Start Input for this task
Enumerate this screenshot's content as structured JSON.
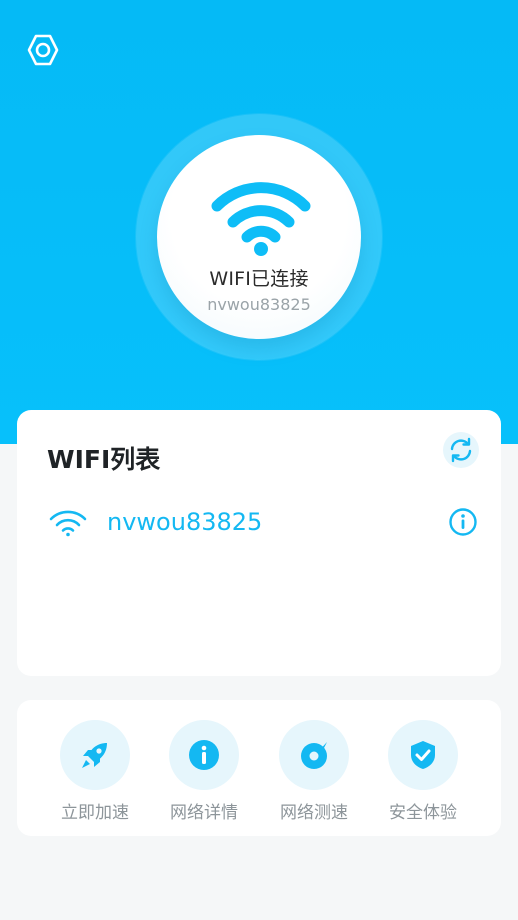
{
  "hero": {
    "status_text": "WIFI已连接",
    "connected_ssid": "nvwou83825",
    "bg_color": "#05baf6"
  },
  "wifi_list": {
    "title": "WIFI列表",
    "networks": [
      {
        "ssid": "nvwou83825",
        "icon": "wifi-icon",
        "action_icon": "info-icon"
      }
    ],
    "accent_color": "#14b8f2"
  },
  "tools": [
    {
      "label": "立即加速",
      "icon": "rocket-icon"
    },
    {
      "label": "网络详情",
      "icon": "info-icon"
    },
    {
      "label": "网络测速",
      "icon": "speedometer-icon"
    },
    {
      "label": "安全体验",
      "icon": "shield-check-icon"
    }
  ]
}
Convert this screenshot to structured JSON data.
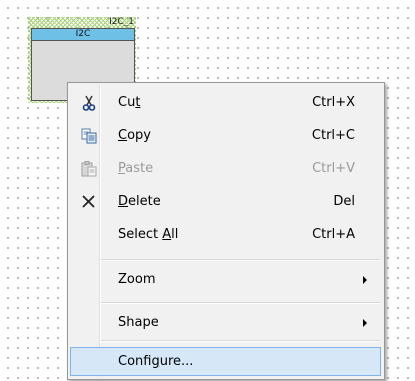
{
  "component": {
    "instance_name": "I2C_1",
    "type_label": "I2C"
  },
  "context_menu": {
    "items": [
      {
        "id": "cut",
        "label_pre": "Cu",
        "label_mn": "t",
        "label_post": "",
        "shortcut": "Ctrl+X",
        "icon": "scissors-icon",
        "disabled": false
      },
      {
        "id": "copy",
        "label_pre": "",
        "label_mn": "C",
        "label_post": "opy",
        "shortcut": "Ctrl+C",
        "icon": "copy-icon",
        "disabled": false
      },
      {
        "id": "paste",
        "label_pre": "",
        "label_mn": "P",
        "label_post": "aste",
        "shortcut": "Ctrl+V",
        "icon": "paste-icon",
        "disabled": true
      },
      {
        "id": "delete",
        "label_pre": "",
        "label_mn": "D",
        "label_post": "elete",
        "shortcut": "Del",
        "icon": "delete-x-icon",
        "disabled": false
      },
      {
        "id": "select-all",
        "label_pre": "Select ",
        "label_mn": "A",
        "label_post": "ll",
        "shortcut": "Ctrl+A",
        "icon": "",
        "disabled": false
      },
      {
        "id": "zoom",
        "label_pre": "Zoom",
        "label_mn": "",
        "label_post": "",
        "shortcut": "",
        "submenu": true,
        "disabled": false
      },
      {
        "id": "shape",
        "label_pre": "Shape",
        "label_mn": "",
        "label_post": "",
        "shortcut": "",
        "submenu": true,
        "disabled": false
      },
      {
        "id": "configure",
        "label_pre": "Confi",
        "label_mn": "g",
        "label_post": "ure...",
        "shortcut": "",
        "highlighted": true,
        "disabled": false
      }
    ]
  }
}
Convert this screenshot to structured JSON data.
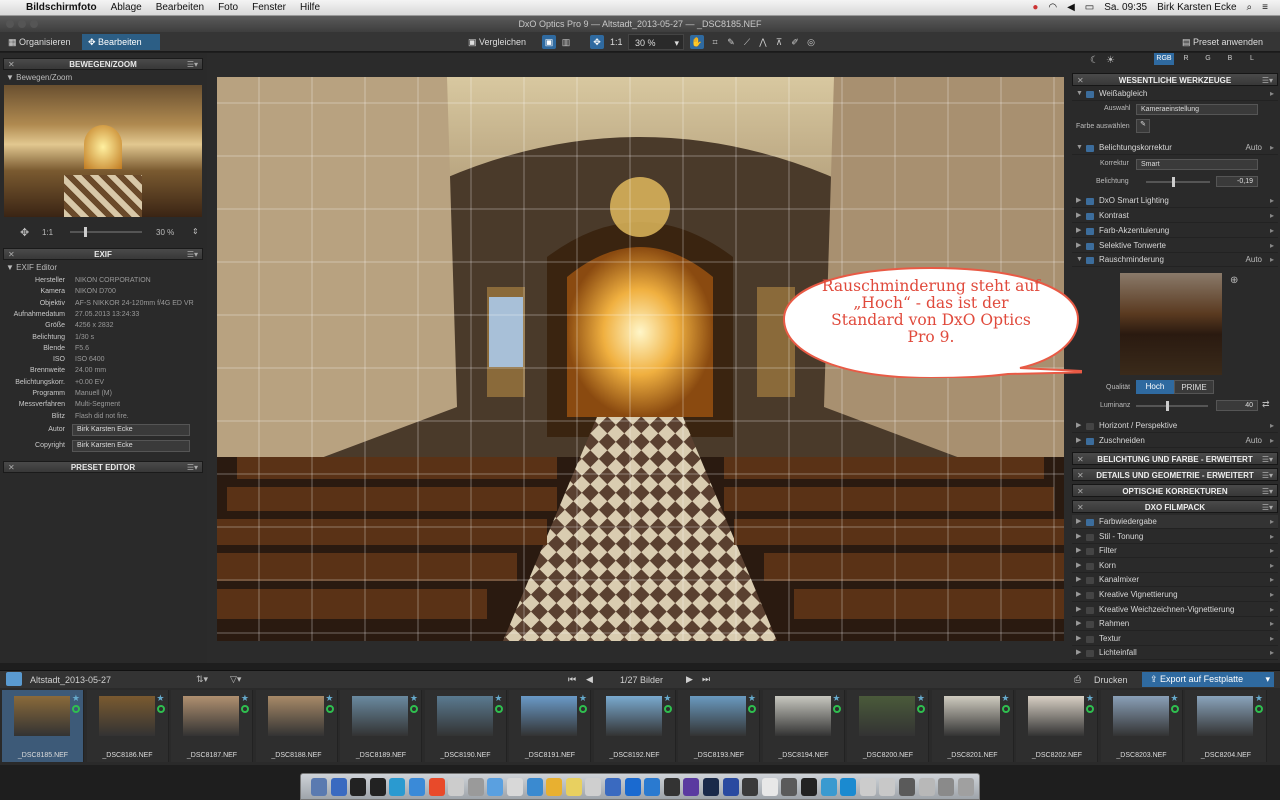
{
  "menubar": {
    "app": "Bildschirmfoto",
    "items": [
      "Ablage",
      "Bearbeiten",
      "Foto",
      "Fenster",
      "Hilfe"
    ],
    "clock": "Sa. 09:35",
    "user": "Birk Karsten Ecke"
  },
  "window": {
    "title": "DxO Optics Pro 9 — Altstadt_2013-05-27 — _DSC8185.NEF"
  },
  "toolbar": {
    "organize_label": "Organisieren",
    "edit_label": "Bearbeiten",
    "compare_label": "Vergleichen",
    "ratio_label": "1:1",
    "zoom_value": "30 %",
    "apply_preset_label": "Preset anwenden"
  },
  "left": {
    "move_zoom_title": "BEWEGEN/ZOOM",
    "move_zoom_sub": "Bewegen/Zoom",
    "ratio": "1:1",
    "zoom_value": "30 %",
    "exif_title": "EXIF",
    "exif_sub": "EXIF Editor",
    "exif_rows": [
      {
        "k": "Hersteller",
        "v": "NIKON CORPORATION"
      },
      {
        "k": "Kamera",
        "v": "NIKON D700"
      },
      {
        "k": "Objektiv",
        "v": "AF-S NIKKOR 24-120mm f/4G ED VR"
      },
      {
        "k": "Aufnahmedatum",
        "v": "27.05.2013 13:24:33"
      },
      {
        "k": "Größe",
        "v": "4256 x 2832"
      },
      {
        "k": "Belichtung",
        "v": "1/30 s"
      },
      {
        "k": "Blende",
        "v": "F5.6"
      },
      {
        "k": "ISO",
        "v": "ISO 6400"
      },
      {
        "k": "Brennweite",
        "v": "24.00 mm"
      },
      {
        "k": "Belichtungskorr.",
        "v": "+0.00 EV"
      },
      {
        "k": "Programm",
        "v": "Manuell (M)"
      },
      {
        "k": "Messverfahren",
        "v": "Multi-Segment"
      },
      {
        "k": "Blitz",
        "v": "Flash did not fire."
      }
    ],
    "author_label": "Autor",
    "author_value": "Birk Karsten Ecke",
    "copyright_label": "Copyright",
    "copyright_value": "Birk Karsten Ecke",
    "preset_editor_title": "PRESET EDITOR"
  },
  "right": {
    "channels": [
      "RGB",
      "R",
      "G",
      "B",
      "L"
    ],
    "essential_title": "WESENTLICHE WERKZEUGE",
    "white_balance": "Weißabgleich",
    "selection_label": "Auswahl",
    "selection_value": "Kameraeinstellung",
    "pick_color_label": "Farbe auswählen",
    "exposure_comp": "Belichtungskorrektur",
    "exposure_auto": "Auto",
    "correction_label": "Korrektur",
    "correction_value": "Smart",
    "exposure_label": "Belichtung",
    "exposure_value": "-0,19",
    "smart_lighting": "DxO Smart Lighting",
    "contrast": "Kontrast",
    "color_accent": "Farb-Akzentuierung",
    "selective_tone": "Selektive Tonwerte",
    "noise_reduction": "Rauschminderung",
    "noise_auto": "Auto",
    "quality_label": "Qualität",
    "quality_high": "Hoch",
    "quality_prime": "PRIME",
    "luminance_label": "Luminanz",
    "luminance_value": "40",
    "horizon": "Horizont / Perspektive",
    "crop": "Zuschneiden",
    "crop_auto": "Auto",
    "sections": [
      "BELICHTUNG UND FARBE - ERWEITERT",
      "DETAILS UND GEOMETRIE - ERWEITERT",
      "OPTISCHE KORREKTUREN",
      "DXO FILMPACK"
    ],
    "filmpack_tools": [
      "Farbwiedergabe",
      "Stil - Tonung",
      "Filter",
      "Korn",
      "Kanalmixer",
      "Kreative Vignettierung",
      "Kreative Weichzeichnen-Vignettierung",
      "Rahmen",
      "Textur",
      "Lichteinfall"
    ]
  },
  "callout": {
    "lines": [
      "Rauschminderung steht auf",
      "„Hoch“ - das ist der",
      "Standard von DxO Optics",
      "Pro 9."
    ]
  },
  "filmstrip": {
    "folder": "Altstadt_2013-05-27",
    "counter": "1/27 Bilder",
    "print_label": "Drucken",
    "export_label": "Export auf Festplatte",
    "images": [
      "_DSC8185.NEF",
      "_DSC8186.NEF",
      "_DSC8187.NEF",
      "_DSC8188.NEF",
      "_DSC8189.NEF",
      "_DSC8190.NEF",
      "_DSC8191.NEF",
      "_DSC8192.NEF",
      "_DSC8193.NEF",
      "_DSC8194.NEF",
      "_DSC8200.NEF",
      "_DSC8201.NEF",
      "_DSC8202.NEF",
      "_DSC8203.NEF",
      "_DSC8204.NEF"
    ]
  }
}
End Input for this task
*Required work:*
Excluding the pictures, reproduce every entry exactly as given.

*The result:*
Enumerate this screenshot's content as structured JSON.
{
  "hero": {
    "status_text": "WIFI已连接",
    "connected_ssid": "nvwou83825",
    "bg_color": "#05baf6"
  },
  "wifi_list": {
    "title": "WIFI列表",
    "networks": [
      {
        "ssid": "nvwou83825",
        "icon": "wifi-icon",
        "action_icon": "info-icon"
      }
    ],
    "accent_color": "#14b8f2"
  },
  "tools": [
    {
      "label": "立即加速",
      "icon": "rocket-icon"
    },
    {
      "label": "网络详情",
      "icon": "info-icon"
    },
    {
      "label": "网络测速",
      "icon": "speedometer-icon"
    },
    {
      "label": "安全体验",
      "icon": "shield-check-icon"
    }
  ]
}
Convert this screenshot to structured JSON data.
{
  "component": {
    "instance_name": "I2C_1",
    "type_label": "I2C"
  },
  "context_menu": {
    "items": [
      {
        "id": "cut",
        "label_pre": "Cu",
        "label_mn": "t",
        "label_post": "",
        "shortcut": "Ctrl+X",
        "icon": "scissors-icon",
        "disabled": false
      },
      {
        "id": "copy",
        "label_pre": "",
        "label_mn": "C",
        "label_post": "opy",
        "shortcut": "Ctrl+C",
        "icon": "copy-icon",
        "disabled": false
      },
      {
        "id": "paste",
        "label_pre": "",
        "label_mn": "P",
        "label_post": "aste",
        "shortcut": "Ctrl+V",
        "icon": "paste-icon",
        "disabled": true
      },
      {
        "id": "delete",
        "label_pre": "",
        "label_mn": "D",
        "label_post": "elete",
        "shortcut": "Del",
        "icon": "delete-x-icon",
        "disabled": false
      },
      {
        "id": "select-all",
        "label_pre": "Select ",
        "label_mn": "A",
        "label_post": "ll",
        "shortcut": "Ctrl+A",
        "icon": "",
        "disabled": false
      },
      {
        "id": "zoom",
        "label_pre": "Zoom",
        "label_mn": "",
        "label_post": "",
        "shortcut": "",
        "submenu": true,
        "disabled": false
      },
      {
        "id": "shape",
        "label_pre": "Shape",
        "label_mn": "",
        "label_post": "",
        "shortcut": "",
        "submenu": true,
        "disabled": false
      },
      {
        "id": "configure",
        "label_pre": "Confi",
        "label_mn": "g",
        "label_post": "ure...",
        "shortcut": "",
        "highlighted": true,
        "disabled": false
      }
    ]
  }
}
Convert this screenshot to structured JSON data.
{
  "menubar": {
    "app": "Bildschirmfoto",
    "items": [
      "Ablage",
      "Bearbeiten",
      "Foto",
      "Fenster",
      "Hilfe"
    ],
    "clock": "Sa. 09:35",
    "user": "Birk Karsten Ecke"
  },
  "window": {
    "title": "DxO Optics Pro 9 — Altstadt_2013-05-27 — _DSC8185.NEF"
  },
  "toolbar": {
    "organize_label": "Organisieren",
    "edit_label": "Bearbeiten",
    "compare_label": "Vergleichen",
    "ratio_label": "1:1",
    "zoom_value": "30 %",
    "apply_preset_label": "Preset anwenden"
  },
  "left": {
    "move_zoom_title": "BEWEGEN/ZOOM",
    "move_zoom_sub": "Bewegen/Zoom",
    "ratio": "1:1",
    "zoom_value": "30 %",
    "exif_title": "EXIF",
    "exif_sub": "EXIF Editor",
    "exif_rows": [
      {
        "k": "Hersteller",
        "v": "NIKON CORPORATION"
      },
      {
        "k": "Kamera",
        "v": "NIKON D700"
      },
      {
        "k": "Objektiv",
        "v": "AF-S NIKKOR 24-120mm f/4G ED VR"
      },
      {
        "k": "Aufnahmedatum",
        "v": "27.05.2013 13:24:33"
      },
      {
        "k": "Größe",
        "v": "4256 x 2832"
      },
      {
        "k": "Belichtung",
        "v": "1/30 s"
      },
      {
        "k": "Blende",
        "v": "F5.6"
      },
      {
        "k": "ISO",
        "v": "ISO 6400"
      },
      {
        "k": "Brennweite",
        "v": "24.00 mm"
      },
      {
        "k": "Belichtungskorr.",
        "v": "+0.00 EV"
      },
      {
        "k": "Programm",
        "v": "Manuell (M)"
      },
      {
        "k": "Messverfahren",
        "v": "Multi-Segment"
      },
      {
        "k": "Blitz",
        "v": "Flash did not fire."
      }
    ],
    "author_label": "Autor",
    "author_value": "Birk Karsten Ecke",
    "copyright_label": "Copyright",
    "copyright_value": "Birk Karsten Ecke",
    "preset_editor_title": "PRESET EDITOR"
  },
  "right": {
    "channels": [
      "RGB",
      "R",
      "G",
      "B",
      "L"
    ],
    "essential_title": "WESENTLICHE WERKZEUGE",
    "white_balance": "Weißabgleich",
    "selection_label": "Auswahl",
    "selection_value": "Kameraeinstellung",
    "pick_color_label": "Farbe auswählen",
    "exposure_comp": "Belichtungskorrektur",
    "exposure_auto": "Auto",
    "correction_label": "Korrektur",
    "correction_value": "Smart",
    "exposure_label": "Belichtung",
    "exposure_value": "-0,19",
    "smart_lighting": "DxO Smart Lighting",
    "contrast": "Kontrast",
    "color_accent": "Farb-Akzentuierung",
    "selective_tone": "Selektive Tonwerte",
    "noise_reduction": "Rauschminderung",
    "noise_auto": "Auto",
    "quality_label": "Qualität",
    "quality_high": "Hoch",
    "quality_prime": "PRIME",
    "luminance_label": "Luminanz",
    "luminance_value": "40",
    "horizon": "Horizont / Perspektive",
    "crop": "Zuschneiden",
    "crop_auto": "Auto",
    "sections": [
      "BELICHTUNG UND FARBE - ERWEITERT",
      "DETAILS UND GEOMETRIE - ERWEITERT",
      "OPTISCHE KORREKTUREN",
      "DXO FILMPACK"
    ],
    "filmpack_tools": [
      "Farbwiedergabe",
      "Stil - Tonung",
      "Filter",
      "Korn",
      "Kanalmixer",
      "Kreative Vignettierung",
      "Kreative Weichzeichnen-Vignettierung",
      "Rahmen",
      "Textur",
      "Lichteinfall"
    ]
  },
  "callout": {
    "lines": [
      "Rauschminderung steht auf",
      "„Hoch“ - das ist der",
      "Standard von DxO Optics",
      "Pro 9."
    ]
  },
  "filmstrip": {
    "folder": "Altstadt_2013-05-27",
    "counter": "1/27 Bilder",
    "print_label": "Drucken",
    "export_label": "Export auf Festplatte",
    "images": [
      "_DSC8185.NEF",
      "_DSC8186.NEF",
      "_DSC8187.NEF",
      "_DSC8188.NEF",
      "_DSC8189.NEF",
      "_DSC8190.NEF",
      "_DSC8191.NEF",
      "_DSC8192.NEF",
      "_DSC8193.NEF",
      "_DSC8194.NEF",
      "_DSC8200.NEF",
      "_DSC8201.NEF",
      "_DSC8202.NEF",
      "_DSC8203.NEF",
      "_DSC8204.NEF"
    ]
  }
}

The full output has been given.